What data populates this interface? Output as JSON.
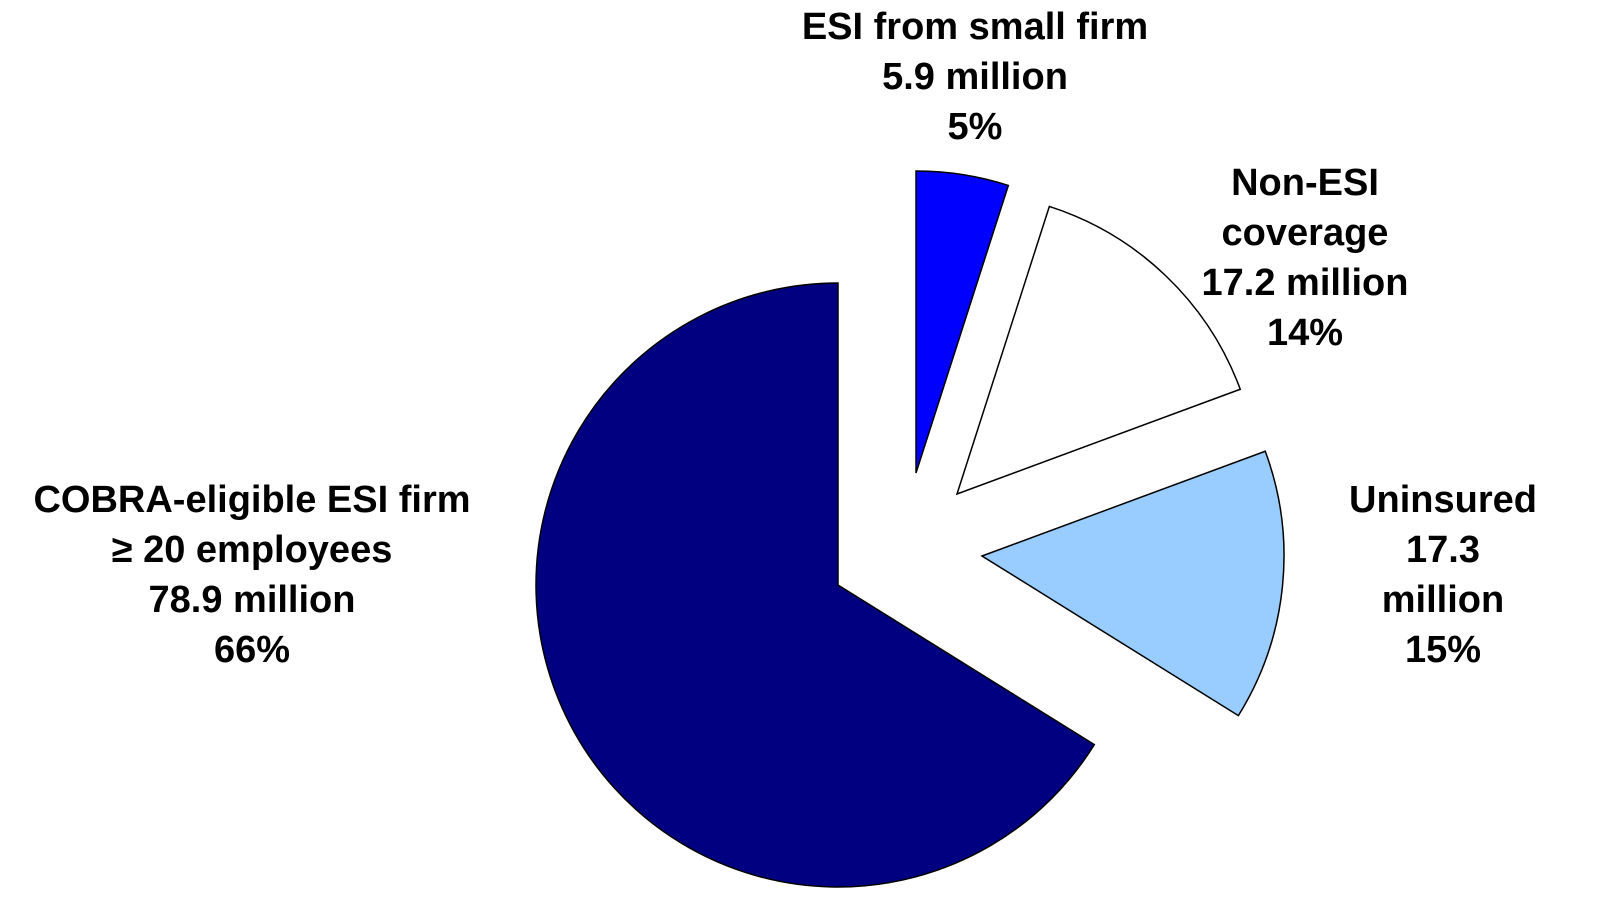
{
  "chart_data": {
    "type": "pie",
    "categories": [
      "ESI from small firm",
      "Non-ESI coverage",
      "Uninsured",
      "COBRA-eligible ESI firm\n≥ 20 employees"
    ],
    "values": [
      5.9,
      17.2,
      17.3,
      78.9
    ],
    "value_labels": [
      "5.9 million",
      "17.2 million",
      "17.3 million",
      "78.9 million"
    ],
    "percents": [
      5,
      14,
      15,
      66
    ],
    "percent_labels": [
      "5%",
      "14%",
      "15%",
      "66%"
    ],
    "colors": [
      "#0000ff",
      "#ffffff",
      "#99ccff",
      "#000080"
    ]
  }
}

******

Written exercise -
Of the lines in the listing above, how many hold the string "firm"? Reply with the number only.

Complete response -
2